Raw data =
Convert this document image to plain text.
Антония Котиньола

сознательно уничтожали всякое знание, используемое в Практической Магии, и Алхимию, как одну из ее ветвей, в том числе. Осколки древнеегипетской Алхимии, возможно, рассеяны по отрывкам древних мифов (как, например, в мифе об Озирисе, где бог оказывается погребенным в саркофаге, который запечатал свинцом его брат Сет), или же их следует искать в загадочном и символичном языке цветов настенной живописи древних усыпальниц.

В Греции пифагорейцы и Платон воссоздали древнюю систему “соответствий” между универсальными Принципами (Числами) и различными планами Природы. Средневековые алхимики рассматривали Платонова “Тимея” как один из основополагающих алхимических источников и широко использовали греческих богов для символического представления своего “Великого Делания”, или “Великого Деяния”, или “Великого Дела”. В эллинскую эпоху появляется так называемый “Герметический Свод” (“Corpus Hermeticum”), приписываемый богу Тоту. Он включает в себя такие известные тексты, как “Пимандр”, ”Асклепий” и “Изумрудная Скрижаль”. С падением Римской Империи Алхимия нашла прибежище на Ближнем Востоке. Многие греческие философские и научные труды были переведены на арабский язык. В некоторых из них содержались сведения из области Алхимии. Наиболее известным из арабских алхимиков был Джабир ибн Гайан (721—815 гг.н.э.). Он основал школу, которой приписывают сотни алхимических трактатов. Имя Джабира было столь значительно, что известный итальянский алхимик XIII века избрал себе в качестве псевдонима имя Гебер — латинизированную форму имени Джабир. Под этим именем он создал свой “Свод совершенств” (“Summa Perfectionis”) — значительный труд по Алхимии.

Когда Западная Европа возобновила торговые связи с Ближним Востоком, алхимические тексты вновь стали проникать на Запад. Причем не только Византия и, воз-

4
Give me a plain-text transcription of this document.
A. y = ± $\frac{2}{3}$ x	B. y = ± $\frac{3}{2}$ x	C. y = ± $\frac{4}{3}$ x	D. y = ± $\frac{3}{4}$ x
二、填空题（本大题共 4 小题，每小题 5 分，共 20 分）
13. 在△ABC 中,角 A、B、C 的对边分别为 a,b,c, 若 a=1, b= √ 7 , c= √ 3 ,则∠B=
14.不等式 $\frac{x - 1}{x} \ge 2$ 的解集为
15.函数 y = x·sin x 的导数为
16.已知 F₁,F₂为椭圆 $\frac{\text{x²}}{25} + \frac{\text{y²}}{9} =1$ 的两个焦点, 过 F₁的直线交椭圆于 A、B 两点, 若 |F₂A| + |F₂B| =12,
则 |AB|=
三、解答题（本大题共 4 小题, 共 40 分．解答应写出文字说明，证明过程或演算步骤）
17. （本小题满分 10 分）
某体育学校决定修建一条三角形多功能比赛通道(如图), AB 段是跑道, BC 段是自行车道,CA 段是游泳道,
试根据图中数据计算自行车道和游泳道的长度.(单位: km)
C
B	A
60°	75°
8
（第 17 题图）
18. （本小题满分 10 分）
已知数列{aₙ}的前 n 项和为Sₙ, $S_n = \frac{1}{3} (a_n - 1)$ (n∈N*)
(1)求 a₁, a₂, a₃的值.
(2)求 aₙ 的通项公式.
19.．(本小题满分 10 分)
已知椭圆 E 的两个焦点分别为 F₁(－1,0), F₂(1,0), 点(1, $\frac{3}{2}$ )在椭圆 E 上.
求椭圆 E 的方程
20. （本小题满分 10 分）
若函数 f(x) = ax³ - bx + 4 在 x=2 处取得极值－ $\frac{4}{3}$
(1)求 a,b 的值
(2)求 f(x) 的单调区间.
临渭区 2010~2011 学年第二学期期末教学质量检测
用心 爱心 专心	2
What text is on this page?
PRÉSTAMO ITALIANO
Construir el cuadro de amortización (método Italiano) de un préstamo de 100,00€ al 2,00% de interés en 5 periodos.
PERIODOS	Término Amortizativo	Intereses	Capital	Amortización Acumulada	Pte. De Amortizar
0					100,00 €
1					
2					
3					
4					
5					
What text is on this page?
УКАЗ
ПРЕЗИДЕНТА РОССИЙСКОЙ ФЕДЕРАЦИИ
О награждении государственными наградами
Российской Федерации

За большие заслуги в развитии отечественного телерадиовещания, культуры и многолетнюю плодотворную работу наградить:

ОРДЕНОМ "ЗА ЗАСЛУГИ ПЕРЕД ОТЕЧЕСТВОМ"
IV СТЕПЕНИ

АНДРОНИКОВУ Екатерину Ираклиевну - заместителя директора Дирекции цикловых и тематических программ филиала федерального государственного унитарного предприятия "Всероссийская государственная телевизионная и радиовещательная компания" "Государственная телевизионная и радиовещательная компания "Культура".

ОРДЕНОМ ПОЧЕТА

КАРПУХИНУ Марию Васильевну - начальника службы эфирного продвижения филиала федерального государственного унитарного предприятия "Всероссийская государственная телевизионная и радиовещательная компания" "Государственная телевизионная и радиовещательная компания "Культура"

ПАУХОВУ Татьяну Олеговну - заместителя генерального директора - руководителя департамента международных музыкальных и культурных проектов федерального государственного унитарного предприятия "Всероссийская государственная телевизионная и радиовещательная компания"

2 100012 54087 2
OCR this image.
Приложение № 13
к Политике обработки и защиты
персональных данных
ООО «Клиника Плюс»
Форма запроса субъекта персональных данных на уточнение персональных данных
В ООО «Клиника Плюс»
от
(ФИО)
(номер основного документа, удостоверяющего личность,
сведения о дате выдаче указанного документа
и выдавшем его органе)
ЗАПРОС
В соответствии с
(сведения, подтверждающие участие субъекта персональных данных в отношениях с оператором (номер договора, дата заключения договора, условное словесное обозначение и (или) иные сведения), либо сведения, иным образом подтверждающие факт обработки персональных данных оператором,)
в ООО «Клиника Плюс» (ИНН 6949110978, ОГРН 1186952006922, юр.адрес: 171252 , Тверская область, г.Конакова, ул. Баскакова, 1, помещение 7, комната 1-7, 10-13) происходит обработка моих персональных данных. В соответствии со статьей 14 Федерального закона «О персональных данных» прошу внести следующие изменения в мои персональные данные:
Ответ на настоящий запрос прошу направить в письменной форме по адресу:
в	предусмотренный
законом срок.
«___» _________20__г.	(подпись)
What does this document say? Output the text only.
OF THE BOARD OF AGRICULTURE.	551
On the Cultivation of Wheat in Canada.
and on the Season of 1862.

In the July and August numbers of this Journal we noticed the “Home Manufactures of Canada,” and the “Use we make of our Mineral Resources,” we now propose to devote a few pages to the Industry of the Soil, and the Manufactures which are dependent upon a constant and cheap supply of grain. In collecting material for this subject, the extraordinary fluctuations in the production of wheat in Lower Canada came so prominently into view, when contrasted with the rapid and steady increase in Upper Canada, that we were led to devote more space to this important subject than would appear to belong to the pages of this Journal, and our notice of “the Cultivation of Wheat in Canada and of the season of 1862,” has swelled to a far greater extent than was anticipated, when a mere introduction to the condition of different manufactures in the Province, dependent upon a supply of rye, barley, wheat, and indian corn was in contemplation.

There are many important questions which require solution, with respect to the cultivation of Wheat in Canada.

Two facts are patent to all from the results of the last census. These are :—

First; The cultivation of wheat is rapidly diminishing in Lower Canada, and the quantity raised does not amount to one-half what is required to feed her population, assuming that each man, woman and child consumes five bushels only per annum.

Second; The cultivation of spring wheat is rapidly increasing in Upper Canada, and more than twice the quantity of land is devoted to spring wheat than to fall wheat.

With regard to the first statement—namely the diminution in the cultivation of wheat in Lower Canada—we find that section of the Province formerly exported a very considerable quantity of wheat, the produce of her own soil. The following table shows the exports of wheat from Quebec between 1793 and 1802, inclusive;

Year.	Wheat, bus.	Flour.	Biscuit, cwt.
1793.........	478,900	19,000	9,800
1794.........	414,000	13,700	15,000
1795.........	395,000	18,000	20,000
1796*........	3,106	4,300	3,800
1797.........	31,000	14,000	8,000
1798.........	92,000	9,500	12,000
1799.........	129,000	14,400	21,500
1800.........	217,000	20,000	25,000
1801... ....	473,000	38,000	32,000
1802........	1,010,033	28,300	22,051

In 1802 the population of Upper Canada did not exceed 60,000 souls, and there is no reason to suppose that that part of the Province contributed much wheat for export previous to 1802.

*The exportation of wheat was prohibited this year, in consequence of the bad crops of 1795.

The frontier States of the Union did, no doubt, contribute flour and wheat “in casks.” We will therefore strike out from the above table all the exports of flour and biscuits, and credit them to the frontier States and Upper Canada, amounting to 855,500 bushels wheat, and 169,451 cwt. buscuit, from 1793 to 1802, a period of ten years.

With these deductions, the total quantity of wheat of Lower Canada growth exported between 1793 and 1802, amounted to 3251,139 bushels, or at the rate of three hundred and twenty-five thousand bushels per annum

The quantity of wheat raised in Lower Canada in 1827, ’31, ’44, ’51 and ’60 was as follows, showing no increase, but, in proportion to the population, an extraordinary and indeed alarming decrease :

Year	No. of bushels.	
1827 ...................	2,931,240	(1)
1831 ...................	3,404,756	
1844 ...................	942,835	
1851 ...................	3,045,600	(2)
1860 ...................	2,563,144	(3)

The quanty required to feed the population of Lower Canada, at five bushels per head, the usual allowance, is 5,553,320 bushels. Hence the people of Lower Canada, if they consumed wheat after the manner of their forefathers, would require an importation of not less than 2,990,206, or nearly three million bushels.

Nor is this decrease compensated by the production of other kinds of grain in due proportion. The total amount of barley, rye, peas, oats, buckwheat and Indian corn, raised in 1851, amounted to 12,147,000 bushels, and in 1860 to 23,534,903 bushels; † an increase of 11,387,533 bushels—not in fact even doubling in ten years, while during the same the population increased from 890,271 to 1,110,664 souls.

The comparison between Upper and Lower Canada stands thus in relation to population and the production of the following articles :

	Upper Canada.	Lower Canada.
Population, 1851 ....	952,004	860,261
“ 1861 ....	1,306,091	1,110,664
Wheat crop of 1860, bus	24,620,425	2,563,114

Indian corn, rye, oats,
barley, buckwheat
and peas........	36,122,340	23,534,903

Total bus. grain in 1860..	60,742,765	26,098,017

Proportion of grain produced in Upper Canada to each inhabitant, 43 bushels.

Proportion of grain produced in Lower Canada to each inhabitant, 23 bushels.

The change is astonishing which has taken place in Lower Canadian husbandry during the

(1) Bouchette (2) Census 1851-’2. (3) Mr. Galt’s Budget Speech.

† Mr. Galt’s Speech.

Exercise requirements =
Exactly how many lines in the data above contain the word "сведения"? Respond with the number and nothing more.

Reply to the exercise =
3